Brief
Which lines have the string "Jessica"? Copy all of them from the entries below.

--- start The records ---

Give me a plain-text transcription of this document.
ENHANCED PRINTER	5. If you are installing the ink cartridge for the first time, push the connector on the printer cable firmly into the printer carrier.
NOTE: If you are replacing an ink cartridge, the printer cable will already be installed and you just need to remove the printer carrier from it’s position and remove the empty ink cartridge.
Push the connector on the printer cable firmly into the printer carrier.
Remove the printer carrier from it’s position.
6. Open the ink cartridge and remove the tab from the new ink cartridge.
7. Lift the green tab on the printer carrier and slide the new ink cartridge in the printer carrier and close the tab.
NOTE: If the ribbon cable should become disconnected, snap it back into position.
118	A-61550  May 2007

--- end The records ---
--- start The records ---

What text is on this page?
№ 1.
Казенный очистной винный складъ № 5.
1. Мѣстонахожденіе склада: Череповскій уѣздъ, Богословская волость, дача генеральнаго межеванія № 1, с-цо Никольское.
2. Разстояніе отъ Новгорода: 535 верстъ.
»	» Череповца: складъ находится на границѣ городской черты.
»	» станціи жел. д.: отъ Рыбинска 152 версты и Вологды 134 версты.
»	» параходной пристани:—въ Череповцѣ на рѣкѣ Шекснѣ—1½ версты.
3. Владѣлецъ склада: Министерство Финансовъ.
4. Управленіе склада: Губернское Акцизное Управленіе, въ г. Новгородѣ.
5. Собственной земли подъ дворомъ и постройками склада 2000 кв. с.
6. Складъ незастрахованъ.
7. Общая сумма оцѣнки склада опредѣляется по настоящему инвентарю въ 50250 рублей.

--- end The records ---
--- start The records ---

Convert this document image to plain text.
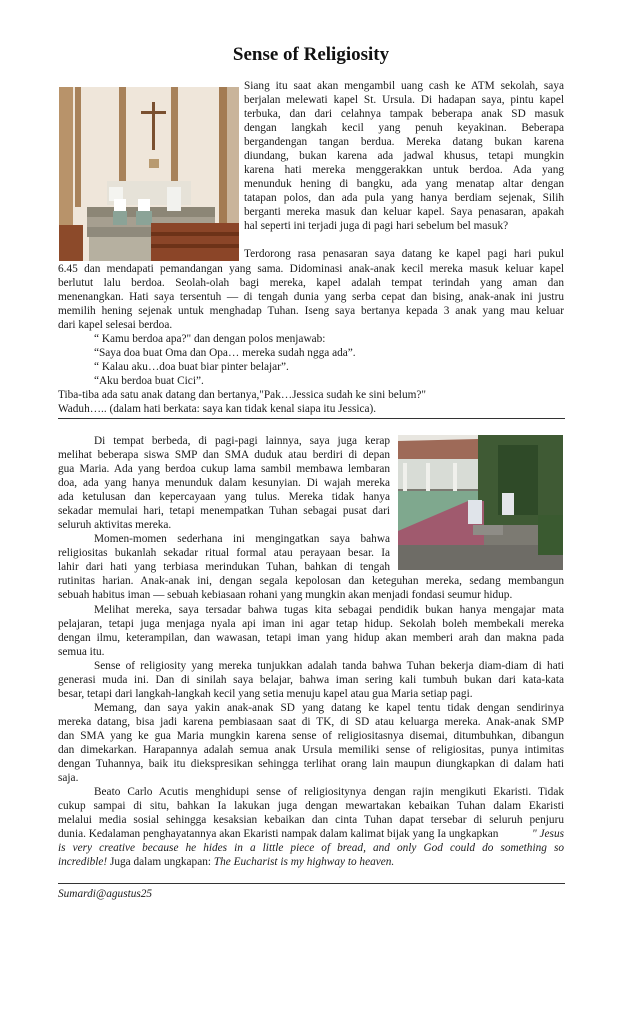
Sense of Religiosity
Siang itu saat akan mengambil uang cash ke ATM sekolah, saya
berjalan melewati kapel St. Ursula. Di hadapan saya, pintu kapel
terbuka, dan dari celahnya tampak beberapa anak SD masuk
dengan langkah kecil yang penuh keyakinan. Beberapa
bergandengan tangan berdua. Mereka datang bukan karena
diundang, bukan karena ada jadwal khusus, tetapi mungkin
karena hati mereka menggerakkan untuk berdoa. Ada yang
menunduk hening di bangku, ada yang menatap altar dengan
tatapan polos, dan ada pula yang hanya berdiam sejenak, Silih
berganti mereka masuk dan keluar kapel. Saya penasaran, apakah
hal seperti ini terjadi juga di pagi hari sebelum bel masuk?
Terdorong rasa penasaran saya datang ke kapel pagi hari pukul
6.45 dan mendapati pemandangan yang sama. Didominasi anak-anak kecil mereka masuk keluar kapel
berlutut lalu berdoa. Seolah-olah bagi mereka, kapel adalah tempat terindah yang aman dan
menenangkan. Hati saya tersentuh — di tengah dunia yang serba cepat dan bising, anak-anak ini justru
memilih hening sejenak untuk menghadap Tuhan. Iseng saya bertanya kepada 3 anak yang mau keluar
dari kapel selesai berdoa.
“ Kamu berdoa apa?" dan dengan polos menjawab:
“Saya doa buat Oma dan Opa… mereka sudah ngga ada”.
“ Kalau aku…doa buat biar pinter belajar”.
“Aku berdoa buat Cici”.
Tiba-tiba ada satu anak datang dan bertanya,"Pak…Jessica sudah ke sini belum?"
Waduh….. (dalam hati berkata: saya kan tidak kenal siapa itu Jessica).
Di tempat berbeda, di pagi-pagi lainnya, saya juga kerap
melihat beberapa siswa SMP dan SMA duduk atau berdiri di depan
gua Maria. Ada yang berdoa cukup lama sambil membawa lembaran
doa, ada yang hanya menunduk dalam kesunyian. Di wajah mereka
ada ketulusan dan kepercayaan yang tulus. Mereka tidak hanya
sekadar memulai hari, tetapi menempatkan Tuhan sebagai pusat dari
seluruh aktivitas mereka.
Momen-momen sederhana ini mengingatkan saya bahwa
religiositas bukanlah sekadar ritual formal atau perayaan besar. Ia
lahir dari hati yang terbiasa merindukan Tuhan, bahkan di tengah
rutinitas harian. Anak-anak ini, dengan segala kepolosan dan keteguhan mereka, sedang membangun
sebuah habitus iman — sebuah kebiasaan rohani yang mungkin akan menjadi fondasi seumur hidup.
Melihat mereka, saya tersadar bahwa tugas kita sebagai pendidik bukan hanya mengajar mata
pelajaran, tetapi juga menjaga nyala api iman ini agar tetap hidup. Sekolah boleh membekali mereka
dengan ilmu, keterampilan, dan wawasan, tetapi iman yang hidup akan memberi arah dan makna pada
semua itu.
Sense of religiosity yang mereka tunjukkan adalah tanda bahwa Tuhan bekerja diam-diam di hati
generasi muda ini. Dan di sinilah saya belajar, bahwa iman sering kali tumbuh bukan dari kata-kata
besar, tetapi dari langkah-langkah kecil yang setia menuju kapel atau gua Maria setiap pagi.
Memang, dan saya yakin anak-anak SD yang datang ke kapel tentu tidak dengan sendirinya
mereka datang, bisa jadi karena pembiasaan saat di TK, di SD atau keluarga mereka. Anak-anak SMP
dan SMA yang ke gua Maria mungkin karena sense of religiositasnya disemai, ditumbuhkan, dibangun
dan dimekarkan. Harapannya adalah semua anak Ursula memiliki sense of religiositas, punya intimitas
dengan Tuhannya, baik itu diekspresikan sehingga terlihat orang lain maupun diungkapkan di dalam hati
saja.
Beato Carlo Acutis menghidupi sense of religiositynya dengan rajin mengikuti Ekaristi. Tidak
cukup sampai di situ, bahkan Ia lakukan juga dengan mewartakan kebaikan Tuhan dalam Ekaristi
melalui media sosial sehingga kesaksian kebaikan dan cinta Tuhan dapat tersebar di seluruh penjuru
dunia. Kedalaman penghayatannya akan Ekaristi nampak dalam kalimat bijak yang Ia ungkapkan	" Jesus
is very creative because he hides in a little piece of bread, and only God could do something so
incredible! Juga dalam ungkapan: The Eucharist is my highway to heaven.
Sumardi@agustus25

--- end The records ---

Task solution
Tiba-tiba ada satu anak datang dan bertanya,"Pak…Jessica sudah ke sini belum?"
Waduh….. (dalam hati berkata: saya kan tidak kenal siapa itu Jessica).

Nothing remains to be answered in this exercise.